» DIRECTIONS
Copy out every line of the listing in which "Records" appears.

» SUPPLIED DATA
——————

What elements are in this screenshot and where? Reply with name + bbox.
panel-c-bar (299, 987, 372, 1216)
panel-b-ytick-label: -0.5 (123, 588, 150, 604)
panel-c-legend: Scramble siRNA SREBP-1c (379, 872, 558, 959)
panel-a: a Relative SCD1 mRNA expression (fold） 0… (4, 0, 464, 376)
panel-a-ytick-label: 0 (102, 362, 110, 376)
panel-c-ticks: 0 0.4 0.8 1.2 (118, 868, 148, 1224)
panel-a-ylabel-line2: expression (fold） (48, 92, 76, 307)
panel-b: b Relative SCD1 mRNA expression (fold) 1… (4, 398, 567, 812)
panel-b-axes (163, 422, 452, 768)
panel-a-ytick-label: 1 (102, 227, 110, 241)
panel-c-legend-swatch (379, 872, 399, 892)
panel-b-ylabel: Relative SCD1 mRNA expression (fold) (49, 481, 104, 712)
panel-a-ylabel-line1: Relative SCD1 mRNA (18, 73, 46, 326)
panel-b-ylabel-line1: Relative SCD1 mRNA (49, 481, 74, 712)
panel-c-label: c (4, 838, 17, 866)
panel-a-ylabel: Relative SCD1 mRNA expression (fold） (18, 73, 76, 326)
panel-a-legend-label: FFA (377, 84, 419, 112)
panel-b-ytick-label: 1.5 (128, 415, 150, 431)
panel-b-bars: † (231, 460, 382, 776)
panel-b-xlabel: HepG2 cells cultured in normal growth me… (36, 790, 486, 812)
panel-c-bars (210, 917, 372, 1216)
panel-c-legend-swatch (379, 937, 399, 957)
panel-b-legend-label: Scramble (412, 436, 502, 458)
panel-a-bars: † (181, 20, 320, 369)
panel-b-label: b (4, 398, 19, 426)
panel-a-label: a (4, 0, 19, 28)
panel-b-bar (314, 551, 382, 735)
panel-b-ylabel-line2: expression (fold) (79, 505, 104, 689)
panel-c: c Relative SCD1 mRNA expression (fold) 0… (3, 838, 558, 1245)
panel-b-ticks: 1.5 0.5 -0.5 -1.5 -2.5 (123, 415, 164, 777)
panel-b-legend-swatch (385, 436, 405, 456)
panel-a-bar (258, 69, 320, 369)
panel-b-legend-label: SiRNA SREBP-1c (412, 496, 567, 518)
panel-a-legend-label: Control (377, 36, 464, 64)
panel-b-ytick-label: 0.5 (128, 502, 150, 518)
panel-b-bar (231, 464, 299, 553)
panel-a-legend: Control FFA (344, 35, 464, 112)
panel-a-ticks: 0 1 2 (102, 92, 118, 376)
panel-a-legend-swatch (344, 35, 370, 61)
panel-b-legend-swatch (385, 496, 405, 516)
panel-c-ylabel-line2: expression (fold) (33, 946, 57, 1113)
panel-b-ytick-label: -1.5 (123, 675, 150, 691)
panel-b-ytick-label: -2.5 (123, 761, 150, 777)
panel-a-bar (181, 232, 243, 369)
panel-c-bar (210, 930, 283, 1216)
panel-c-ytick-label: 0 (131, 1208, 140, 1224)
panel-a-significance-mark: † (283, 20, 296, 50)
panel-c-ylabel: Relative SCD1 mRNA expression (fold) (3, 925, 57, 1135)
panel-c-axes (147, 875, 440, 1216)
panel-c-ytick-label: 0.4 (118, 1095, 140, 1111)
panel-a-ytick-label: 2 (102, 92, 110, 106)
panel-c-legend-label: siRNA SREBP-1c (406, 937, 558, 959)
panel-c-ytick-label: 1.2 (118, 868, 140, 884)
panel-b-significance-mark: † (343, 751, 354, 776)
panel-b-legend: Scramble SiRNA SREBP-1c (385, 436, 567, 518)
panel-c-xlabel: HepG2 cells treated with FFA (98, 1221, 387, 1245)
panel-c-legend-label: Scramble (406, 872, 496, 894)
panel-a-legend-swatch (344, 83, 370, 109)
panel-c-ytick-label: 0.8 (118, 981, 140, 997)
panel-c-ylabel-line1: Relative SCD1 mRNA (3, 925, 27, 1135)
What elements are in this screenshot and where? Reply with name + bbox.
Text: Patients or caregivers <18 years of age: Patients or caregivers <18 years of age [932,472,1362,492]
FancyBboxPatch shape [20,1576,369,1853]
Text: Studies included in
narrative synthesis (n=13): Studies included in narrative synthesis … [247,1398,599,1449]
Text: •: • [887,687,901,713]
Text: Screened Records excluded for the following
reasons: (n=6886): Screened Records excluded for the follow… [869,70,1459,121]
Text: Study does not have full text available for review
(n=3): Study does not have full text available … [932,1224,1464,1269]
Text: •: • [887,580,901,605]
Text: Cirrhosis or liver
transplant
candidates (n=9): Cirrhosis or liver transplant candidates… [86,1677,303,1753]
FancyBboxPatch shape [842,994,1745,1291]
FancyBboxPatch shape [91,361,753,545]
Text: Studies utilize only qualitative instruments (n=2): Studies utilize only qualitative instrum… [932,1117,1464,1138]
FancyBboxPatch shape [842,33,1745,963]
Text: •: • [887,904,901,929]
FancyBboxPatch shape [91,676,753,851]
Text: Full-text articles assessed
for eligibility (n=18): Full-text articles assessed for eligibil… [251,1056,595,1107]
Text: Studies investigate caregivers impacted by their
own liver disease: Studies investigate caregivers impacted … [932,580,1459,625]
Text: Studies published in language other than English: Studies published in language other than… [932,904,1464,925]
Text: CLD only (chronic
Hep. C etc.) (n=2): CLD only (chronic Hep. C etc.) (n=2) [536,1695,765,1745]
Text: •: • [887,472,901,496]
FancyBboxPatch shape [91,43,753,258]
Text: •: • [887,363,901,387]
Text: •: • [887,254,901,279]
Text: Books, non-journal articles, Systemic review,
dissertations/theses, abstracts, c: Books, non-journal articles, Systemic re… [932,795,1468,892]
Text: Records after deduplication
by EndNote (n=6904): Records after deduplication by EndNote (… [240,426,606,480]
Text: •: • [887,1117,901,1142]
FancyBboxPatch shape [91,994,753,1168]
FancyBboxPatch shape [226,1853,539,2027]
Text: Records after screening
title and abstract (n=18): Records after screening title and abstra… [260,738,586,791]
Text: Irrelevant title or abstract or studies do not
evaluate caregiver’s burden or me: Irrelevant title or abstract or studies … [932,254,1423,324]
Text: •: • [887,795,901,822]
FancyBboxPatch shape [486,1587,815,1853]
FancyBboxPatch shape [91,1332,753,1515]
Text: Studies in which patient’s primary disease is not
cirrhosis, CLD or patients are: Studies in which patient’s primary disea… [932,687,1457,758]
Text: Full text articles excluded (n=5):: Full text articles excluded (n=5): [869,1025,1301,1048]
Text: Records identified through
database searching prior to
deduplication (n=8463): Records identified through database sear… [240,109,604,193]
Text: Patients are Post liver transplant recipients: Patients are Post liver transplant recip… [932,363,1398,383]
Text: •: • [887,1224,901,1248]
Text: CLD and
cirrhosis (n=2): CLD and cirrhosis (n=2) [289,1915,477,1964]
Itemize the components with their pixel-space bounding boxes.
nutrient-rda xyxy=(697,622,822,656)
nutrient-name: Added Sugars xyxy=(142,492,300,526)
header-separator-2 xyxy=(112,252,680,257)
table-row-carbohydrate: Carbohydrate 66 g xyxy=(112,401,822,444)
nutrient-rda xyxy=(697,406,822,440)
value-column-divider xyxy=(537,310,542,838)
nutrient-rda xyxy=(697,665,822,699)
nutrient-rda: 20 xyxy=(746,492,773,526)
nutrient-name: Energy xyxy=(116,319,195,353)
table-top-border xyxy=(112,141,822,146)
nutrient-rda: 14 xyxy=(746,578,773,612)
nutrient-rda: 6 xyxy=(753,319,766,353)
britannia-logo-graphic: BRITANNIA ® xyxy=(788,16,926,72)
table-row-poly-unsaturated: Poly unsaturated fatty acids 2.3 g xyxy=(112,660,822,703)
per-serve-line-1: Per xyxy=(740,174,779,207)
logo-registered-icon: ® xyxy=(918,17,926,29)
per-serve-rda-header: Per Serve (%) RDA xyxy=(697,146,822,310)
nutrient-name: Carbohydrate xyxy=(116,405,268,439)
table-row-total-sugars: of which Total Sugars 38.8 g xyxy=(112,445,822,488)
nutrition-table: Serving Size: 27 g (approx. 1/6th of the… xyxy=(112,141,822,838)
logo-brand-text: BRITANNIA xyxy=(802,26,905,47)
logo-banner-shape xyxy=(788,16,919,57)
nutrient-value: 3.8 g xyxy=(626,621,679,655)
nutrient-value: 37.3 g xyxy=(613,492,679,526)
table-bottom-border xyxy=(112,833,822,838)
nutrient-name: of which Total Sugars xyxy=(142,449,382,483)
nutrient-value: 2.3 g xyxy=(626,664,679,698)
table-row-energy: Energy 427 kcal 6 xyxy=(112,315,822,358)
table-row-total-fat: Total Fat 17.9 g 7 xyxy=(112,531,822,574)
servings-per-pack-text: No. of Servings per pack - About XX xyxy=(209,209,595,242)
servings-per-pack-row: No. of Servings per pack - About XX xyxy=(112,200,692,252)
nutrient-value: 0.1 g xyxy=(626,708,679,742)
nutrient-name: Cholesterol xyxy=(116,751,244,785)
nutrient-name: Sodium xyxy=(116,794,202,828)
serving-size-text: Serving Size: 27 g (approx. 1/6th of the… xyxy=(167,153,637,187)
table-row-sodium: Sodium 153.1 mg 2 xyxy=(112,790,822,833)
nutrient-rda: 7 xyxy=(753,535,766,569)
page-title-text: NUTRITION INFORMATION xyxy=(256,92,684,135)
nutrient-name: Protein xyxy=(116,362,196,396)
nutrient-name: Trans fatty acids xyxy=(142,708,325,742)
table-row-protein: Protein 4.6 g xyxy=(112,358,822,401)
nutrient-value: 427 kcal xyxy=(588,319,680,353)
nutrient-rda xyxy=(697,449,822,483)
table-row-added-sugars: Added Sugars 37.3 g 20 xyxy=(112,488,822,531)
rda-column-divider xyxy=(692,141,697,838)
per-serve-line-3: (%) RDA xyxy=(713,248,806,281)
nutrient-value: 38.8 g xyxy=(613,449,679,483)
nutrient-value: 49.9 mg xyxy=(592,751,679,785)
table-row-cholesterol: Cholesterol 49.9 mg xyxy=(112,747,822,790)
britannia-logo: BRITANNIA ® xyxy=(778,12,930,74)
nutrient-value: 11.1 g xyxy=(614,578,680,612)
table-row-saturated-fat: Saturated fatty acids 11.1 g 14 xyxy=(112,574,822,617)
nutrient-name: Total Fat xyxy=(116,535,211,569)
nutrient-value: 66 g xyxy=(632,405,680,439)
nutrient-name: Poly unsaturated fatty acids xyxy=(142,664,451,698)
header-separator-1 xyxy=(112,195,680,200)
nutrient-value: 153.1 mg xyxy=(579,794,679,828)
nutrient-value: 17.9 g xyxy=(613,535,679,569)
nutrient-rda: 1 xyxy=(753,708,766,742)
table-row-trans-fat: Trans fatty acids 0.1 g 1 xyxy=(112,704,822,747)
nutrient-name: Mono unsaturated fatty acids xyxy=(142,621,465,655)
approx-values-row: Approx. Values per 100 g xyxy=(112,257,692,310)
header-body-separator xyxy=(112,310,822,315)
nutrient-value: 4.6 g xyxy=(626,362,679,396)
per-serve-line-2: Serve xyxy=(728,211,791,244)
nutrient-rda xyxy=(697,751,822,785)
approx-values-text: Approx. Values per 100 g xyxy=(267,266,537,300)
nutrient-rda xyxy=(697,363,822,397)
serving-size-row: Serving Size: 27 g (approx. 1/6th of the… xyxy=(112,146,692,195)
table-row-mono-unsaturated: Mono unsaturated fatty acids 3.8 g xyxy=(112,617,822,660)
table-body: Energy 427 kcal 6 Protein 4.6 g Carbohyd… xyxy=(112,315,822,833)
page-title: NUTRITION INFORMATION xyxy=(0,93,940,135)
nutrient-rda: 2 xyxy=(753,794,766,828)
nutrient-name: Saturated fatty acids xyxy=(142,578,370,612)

——————

» YOUR SOLUTION
Text: Screened Records excluded for the following
reasons: (n=6886): Screened Records excluded for the follow… [869,70,1459,121]
Text: Records after deduplication
by EndNote (n=6904): Records after deduplication by EndNote (… [240,426,606,480]
Text: Records after screening
title and abstract (n=18): Records after screening title and abstra… [260,738,586,791]
Text: Records identified through
deduplication (n=8463): Records identified through database sear… [240,109,604,193]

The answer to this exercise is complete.